* TO BE DONE *
Retype each record below word for word. Leave the pictures out.

Figure collection entries

[start]

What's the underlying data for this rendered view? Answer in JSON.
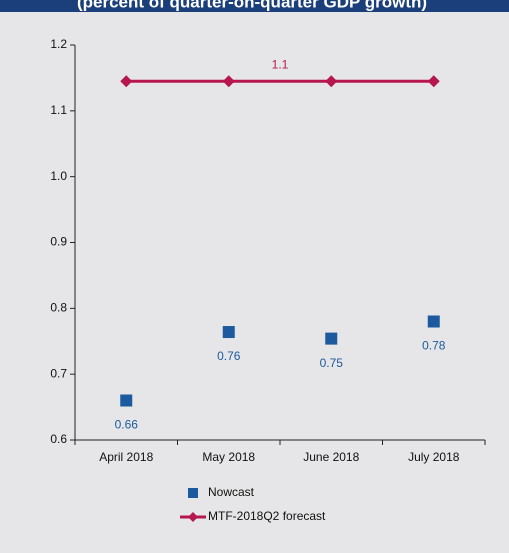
{
  "chart_data": {
    "type": "mixed",
    "title": "(percent of quarter-on-quarter GDP growth)",
    "categories": [
      "April 2018",
      "May 2018",
      "June 2018",
      "July 2018"
    ],
    "series": [
      {
        "name": "Nowcast",
        "color": "#1b5a9e",
        "marker": "square",
        "values": [
          0.66,
          0.764,
          0.754,
          0.78
        ],
        "value_labels": [
          "0.66",
          "0.76",
          "0.75",
          "0.78"
        ]
      },
      {
        "name": "MTF-2018Q2 forecast",
        "color": "#b5174e",
        "marker": "line-diamond",
        "values": [
          1.145,
          1.145,
          1.145,
          1.145
        ],
        "value_labels": [
          null,
          "1.1",
          null,
          null
        ]
      }
    ],
    "ylim": [
      0.6,
      1.2
    ],
    "yticks": [
      0.6,
      0.7,
      0.8,
      0.9,
      {
        "value": 1.0,
        "label": "1.0"
      },
      1.1,
      1.2
    ]
  }
}
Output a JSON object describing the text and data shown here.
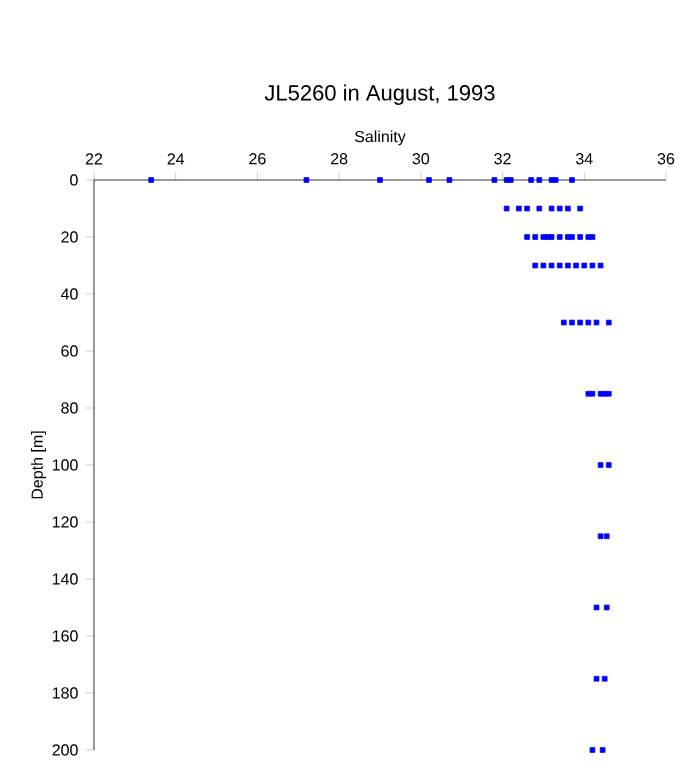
{
  "chart_data": {
    "type": "scatter",
    "title": "JL5260 in August, 1993",
    "xlabel": "Salinity",
    "ylabel": "Depth [m]",
    "xlim": [
      22,
      36
    ],
    "xticks": [
      22,
      24,
      26,
      28,
      30,
      32,
      34,
      36
    ],
    "ylim": [
      200,
      0
    ],
    "yticks": [
      0,
      20,
      40,
      60,
      80,
      100,
      120,
      140,
      160,
      180,
      200
    ],
    "marker": "square",
    "series": [
      {
        "color": "#0000ff",
        "x": [
          23.4,
          27.2,
          29.0,
          30.2,
          30.7,
          31.8,
          32.1,
          32.2,
          32.7,
          32.9,
          33.2,
          33.3,
          33.7,
          32.1,
          32.4,
          32.6,
          32.9,
          33.2,
          33.4,
          33.6,
          33.9,
          32.6,
          32.8,
          33.0,
          33.1,
          33.2,
          33.4,
          33.6,
          33.7,
          33.9,
          34.1,
          34.2,
          32.8,
          33.0,
          33.2,
          33.4,
          33.6,
          33.8,
          34.0,
          34.2,
          34.4,
          33.5,
          33.7,
          33.9,
          34.1,
          34.3,
          34.6,
          34.1,
          34.2,
          34.4,
          34.5,
          34.6,
          34.4,
          34.6,
          34.4,
          34.55,
          34.3,
          34.55,
          34.3,
          34.5,
          34.2,
          34.45
        ],
        "values": [
          0,
          0,
          0,
          0,
          0,
          0,
          0,
          0,
          0,
          0,
          0,
          0,
          0,
          10,
          10,
          10,
          10,
          10,
          10,
          10,
          10,
          20,
          20,
          20,
          20,
          20,
          20,
          20,
          20,
          20,
          20,
          20,
          30,
          30,
          30,
          30,
          30,
          30,
          30,
          30,
          30,
          50,
          50,
          50,
          50,
          50,
          50,
          75,
          75,
          75,
          75,
          75,
          100,
          100,
          125,
          125,
          150,
          150,
          175,
          175,
          200,
          200
        ]
      }
    ]
  }
}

[end]

* EXERCISE ANSWER *
What's the underlying data for this rendered view? Answer in JSON.
{
  "chart_data": {
    "type": "mixed",
    "title": "(percent of quarter-on-quarter GDP growth)",
    "categories": [
      "April 2018",
      "May 2018",
      "June 2018",
      "July 2018"
    ],
    "series": [
      {
        "name": "Nowcast",
        "color": "#1b5a9e",
        "marker": "square",
        "values": [
          0.66,
          0.764,
          0.754,
          0.78
        ],
        "value_labels": [
          "0.66",
          "0.76",
          "0.75",
          "0.78"
        ]
      },
      {
        "name": "MTF-2018Q2 forecast",
        "color": "#b5174e",
        "marker": "line-diamond",
        "values": [
          1.145,
          1.145,
          1.145,
          1.145
        ],
        "value_labels": [
          null,
          "1.1",
          null,
          null
        ]
      }
    ],
    "ylim": [
      0.6,
      1.2
    ],
    "yticks": [
      0.6,
      0.7,
      0.8,
      0.9,
      {
        "value": 1.0,
        "label": "1.0"
      },
      1.1,
      1.2
    ]
  }
}
Output a JSON object describing the text and data shown here.
{
  "chart_data": {
    "type": "scatter",
    "title": "JL5260 in August, 1993",
    "xlabel": "Salinity",
    "ylabel": "Depth [m]",
    "xlim": [
      22,
      36
    ],
    "xticks": [
      22,
      24,
      26,
      28,
      30,
      32,
      34,
      36
    ],
    "ylim": [
      200,
      0
    ],
    "yticks": [
      0,
      20,
      40,
      60,
      80,
      100,
      120,
      140,
      160,
      180,
      200
    ],
    "marker": "square",
    "series": [
      {
        "color": "#0000ff",
        "x": [
          23.4,
          27.2,
          29.0,
          30.2,
          30.7,
          31.8,
          32.1,
          32.2,
          32.7,
          32.9,
          33.2,
          33.3,
          33.7,
          32.1,
          32.4,
          32.6,
          32.9,
          33.2,
          33.4,
          33.6,
          33.9,
          32.6,
          32.8,
          33.0,
          33.1,
          33.2,
          33.4,
          33.6,
          33.7,
          33.9,
          34.1,
          34.2,
          32.8,
          33.0,
          33.2,
          33.4,
          33.6,
          33.8,
          34.0,
          34.2,
          34.4,
          33.5,
          33.7,
          33.9,
          34.1,
          34.3,
          34.6,
          34.1,
          34.2,
          34.4,
          34.5,
          34.6,
          34.4,
          34.6,
          34.4,
          34.55,
          34.3,
          34.55,
          34.3,
          34.5,
          34.2,
          34.45
        ],
        "values": [
          0,
          0,
          0,
          0,
          0,
          0,
          0,
          0,
          0,
          0,
          0,
          0,
          0,
          10,
          10,
          10,
          10,
          10,
          10,
          10,
          10,
          20,
          20,
          20,
          20,
          20,
          20,
          20,
          20,
          20,
          20,
          20,
          30,
          30,
          30,
          30,
          30,
          30,
          30,
          30,
          30,
          50,
          50,
          50,
          50,
          50,
          50,
          75,
          75,
          75,
          75,
          75,
          100,
          100,
          125,
          125,
          150,
          150,
          175,
          175,
          200,
          200
        ]
      }
    ]
  }
}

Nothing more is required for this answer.